§ EXERCISE INPUTS
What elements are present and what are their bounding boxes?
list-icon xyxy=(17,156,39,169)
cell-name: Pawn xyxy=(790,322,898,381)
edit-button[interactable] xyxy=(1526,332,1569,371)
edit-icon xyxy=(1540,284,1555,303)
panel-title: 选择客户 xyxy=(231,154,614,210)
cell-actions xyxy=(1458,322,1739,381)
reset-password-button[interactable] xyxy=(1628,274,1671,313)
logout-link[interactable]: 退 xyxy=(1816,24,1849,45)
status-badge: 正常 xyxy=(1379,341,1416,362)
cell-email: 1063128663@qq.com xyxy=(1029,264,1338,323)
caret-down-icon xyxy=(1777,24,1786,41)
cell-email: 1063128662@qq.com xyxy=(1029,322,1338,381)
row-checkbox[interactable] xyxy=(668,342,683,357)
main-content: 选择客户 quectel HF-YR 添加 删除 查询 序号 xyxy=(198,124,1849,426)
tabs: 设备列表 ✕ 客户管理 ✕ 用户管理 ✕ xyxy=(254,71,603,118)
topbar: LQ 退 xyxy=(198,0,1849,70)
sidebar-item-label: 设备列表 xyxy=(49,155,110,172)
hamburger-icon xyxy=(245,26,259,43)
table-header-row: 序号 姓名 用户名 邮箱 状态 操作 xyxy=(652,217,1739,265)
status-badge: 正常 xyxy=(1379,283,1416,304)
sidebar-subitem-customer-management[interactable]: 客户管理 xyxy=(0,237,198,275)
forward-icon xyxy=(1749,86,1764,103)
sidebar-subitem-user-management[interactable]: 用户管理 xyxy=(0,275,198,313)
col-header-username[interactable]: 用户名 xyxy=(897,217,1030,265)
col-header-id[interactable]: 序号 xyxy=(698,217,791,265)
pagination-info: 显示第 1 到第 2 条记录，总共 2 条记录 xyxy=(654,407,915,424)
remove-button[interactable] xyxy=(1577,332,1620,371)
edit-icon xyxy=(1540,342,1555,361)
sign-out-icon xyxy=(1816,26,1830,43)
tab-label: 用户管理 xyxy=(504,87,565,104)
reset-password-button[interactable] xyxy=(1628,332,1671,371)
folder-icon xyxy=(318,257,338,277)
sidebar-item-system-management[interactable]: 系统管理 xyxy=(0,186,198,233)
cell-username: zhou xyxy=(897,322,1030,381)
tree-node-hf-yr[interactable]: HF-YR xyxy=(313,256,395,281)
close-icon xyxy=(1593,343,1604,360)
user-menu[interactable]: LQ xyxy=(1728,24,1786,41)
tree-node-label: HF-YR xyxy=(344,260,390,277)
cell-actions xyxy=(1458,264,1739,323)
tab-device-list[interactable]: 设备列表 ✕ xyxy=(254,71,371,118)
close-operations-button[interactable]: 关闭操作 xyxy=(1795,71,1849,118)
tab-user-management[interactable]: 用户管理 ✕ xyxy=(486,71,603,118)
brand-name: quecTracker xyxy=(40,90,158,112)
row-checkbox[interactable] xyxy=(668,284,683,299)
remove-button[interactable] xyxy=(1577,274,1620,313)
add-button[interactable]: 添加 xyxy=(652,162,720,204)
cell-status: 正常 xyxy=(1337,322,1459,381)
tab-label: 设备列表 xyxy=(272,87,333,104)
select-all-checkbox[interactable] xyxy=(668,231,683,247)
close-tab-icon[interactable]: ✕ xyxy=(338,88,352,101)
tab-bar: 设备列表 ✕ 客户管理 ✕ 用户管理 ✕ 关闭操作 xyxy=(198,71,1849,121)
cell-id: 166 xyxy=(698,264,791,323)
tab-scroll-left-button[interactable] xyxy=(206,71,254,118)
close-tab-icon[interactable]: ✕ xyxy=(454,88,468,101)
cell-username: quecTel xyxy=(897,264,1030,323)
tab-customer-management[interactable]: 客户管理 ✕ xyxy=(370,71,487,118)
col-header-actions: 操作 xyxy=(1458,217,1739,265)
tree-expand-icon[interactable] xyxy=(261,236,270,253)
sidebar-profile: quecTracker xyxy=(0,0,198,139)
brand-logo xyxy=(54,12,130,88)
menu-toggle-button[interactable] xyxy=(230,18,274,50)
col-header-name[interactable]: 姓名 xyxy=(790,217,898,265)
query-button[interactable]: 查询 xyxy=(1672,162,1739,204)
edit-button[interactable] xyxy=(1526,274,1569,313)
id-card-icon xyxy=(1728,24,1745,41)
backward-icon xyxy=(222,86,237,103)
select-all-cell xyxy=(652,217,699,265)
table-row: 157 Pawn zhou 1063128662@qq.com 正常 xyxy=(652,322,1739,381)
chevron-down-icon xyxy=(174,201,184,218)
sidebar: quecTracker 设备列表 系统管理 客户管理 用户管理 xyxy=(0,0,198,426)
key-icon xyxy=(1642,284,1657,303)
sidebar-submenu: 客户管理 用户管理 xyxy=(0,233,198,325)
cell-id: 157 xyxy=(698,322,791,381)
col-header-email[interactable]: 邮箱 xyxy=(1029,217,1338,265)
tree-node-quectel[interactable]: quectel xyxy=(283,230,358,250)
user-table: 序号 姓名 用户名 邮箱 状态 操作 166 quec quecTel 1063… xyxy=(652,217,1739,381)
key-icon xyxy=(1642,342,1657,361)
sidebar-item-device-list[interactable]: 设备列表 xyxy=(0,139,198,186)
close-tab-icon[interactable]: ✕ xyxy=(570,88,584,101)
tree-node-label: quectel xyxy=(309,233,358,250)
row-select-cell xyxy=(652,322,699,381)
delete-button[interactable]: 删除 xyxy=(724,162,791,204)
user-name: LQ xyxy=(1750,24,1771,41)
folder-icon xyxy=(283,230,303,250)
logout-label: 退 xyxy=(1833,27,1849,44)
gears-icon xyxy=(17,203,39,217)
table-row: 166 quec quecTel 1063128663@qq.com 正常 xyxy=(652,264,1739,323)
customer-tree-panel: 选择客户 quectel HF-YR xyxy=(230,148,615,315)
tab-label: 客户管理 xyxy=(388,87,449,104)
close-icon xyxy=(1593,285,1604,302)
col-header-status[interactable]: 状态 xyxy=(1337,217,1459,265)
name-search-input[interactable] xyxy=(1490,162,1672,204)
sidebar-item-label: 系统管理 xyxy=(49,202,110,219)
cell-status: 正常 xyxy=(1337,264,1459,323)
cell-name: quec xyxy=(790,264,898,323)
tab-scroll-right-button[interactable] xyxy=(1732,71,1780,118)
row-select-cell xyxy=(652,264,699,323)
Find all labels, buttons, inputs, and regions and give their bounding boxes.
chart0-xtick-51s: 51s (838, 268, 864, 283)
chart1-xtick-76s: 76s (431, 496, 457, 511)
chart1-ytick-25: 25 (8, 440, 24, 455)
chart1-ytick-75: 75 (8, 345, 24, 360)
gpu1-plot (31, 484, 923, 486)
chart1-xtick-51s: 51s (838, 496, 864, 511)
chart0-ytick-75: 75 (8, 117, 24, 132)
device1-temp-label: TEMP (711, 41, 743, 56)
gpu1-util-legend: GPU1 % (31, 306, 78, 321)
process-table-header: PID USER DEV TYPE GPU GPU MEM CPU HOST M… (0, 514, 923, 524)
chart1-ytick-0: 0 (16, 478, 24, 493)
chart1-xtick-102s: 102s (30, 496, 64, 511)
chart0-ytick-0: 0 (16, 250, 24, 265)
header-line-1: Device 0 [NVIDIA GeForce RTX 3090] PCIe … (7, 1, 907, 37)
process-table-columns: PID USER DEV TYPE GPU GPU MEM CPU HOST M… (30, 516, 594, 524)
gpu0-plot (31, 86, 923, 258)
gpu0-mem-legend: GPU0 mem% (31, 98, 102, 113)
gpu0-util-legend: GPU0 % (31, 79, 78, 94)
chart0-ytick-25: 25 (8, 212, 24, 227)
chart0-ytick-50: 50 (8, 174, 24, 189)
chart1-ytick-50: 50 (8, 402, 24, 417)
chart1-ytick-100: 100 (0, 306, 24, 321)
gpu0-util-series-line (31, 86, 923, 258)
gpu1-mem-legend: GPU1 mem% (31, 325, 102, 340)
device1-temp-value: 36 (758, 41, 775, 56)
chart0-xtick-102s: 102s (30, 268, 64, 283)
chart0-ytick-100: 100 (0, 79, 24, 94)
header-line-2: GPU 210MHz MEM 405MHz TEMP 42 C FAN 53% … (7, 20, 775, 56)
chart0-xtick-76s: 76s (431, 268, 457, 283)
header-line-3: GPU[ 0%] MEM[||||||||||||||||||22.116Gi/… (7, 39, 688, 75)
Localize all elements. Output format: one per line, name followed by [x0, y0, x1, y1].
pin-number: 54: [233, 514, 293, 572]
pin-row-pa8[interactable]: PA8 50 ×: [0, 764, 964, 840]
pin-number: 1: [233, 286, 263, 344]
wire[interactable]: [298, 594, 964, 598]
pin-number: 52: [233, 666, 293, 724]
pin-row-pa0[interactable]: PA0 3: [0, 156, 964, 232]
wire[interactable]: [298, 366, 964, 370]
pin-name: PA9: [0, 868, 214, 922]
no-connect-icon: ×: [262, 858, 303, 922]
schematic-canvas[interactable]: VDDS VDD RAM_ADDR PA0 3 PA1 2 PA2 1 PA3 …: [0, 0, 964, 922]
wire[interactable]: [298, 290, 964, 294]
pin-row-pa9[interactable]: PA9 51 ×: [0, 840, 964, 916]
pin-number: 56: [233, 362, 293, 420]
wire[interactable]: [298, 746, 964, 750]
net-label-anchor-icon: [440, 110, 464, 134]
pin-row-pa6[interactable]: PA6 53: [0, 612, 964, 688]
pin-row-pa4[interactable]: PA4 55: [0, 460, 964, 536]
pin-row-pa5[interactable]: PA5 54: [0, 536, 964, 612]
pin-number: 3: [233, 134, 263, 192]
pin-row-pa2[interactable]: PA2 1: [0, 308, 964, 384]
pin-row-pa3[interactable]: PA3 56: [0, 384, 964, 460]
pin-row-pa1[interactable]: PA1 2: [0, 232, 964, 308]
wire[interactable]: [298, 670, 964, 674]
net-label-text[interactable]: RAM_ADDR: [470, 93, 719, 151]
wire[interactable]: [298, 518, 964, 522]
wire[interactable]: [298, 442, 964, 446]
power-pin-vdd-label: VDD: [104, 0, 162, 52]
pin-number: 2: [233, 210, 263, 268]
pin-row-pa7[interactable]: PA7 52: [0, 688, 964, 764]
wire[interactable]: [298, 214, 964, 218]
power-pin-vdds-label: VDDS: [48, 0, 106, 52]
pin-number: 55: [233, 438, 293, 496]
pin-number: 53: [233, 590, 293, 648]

§ WHAT THE EXERCISE ASKS
Copy the records word for word, starting with the first line and ending with the line that contains "main-content: 选择客户 quectel", including that line.

§ RESULT OF THE TASK
What elements are present and what are their bounding boxes?
list-icon xyxy=(17,156,39,169)
cell-name: Pawn xyxy=(790,322,898,381)
edit-button[interactable] xyxy=(1526,332,1569,371)
edit-icon xyxy=(1540,284,1555,303)
panel-title: 选择客户 xyxy=(231,154,614,210)
cell-actions xyxy=(1458,322,1739,381)
reset-password-button[interactable] xyxy=(1628,274,1671,313)
logout-link[interactable]: 退 xyxy=(1816,24,1849,45)
status-badge: 正常 xyxy=(1379,341,1416,362)
cell-email: 1063128663@qq.com xyxy=(1029,264,1338,323)
caret-down-icon xyxy=(1777,24,1786,41)
cell-email: 1063128662@qq.com xyxy=(1029,322,1338,381)
row-checkbox[interactable] xyxy=(668,342,683,357)
main-content: 选择客户 quectel HF-YR 添加 删除 查询 序号 xyxy=(198,124,1849,426)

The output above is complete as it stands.